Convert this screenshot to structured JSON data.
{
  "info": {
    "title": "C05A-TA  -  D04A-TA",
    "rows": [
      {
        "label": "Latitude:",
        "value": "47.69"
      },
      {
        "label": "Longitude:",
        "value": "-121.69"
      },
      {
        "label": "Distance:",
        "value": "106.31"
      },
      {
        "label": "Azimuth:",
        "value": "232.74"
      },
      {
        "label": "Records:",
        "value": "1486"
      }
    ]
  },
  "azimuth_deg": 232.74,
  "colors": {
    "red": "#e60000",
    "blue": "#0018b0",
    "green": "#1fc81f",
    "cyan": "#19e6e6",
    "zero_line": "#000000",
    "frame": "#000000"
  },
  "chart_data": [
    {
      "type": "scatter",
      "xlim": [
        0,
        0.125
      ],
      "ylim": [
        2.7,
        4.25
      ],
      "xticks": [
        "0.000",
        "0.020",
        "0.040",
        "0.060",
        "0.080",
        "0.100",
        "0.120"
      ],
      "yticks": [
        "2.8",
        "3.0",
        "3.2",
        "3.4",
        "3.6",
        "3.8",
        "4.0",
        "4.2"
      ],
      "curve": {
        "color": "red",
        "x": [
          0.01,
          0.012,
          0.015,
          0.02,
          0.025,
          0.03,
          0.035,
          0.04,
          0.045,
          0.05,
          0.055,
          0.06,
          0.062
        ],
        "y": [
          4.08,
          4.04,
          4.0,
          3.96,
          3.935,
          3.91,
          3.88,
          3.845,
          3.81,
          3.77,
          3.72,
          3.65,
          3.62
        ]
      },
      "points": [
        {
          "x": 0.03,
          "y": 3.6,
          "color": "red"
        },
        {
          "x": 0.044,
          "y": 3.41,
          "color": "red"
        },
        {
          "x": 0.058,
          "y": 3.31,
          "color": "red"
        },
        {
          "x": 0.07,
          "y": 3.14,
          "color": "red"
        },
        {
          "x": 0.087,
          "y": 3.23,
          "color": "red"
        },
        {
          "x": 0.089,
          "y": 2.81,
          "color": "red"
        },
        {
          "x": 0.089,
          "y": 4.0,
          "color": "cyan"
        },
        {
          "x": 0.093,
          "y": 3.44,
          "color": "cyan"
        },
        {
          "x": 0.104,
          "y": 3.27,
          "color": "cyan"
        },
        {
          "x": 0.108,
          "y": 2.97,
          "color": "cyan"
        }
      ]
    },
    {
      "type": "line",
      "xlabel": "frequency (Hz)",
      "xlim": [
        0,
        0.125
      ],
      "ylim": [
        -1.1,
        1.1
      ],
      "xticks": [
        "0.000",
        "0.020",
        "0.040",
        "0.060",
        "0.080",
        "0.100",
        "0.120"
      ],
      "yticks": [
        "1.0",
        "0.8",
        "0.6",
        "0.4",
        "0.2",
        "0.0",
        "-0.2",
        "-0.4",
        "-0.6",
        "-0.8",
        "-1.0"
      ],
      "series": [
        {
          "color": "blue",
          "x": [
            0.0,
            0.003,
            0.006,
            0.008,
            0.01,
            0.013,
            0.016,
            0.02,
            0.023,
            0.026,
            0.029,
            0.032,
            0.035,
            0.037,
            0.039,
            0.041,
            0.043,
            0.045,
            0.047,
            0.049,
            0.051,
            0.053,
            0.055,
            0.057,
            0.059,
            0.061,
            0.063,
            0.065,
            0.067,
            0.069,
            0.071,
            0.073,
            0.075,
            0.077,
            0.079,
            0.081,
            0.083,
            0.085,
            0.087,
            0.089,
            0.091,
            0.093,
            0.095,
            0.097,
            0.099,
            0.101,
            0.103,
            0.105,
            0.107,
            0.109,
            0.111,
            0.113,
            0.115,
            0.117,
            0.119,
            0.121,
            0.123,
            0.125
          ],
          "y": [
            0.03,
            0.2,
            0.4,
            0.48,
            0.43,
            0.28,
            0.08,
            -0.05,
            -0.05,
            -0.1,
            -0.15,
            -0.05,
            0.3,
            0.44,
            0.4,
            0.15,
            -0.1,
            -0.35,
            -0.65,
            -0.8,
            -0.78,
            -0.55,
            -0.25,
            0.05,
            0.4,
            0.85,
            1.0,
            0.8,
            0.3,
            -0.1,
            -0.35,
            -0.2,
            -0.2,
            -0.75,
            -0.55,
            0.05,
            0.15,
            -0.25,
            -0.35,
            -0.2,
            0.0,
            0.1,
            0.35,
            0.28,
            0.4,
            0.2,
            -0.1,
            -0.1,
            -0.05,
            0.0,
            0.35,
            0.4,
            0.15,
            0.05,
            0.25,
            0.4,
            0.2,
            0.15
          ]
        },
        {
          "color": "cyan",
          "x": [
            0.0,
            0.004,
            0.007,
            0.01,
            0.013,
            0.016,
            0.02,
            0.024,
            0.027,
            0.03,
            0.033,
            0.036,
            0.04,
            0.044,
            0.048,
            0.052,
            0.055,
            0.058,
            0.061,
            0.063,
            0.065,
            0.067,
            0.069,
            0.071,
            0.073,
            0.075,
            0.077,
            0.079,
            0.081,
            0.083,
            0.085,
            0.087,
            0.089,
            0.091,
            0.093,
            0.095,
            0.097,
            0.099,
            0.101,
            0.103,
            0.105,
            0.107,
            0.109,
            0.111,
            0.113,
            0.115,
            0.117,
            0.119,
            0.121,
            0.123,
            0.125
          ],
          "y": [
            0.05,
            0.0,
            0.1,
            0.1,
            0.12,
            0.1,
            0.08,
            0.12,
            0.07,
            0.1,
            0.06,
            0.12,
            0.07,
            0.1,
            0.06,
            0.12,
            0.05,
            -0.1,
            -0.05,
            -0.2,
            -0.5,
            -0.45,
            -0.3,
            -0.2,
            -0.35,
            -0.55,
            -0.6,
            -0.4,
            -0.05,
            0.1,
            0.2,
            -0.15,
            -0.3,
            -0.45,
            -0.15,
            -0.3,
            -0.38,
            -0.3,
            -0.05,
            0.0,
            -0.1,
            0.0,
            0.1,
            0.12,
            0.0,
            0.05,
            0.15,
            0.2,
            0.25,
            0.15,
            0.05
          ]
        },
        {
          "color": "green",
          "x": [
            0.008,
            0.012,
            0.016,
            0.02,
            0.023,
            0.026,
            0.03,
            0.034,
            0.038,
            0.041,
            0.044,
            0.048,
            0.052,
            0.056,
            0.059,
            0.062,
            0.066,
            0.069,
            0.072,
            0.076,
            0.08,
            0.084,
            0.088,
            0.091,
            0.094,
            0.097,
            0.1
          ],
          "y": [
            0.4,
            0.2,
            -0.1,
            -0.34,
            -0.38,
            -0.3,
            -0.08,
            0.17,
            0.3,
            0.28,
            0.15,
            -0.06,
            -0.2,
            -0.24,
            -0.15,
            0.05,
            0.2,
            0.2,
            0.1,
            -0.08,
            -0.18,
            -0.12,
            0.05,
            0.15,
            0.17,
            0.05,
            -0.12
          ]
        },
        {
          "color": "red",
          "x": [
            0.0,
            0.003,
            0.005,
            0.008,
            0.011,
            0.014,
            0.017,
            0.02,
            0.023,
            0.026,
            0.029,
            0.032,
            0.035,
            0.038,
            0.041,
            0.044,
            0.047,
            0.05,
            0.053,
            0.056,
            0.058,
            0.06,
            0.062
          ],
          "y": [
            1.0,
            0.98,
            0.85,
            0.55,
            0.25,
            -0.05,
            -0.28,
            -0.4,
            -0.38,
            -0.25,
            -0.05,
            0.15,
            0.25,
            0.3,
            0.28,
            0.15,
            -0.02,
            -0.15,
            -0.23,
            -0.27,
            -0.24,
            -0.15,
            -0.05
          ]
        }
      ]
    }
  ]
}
==================================================
#### What this task involves:
Out of the preceding entries, pull every line containing the string "value".

#### Reply:
        "value": "47.69"
        "value": "-121.69"
        "value": "106.31"
        "value": "232.74"
        "value": "1486"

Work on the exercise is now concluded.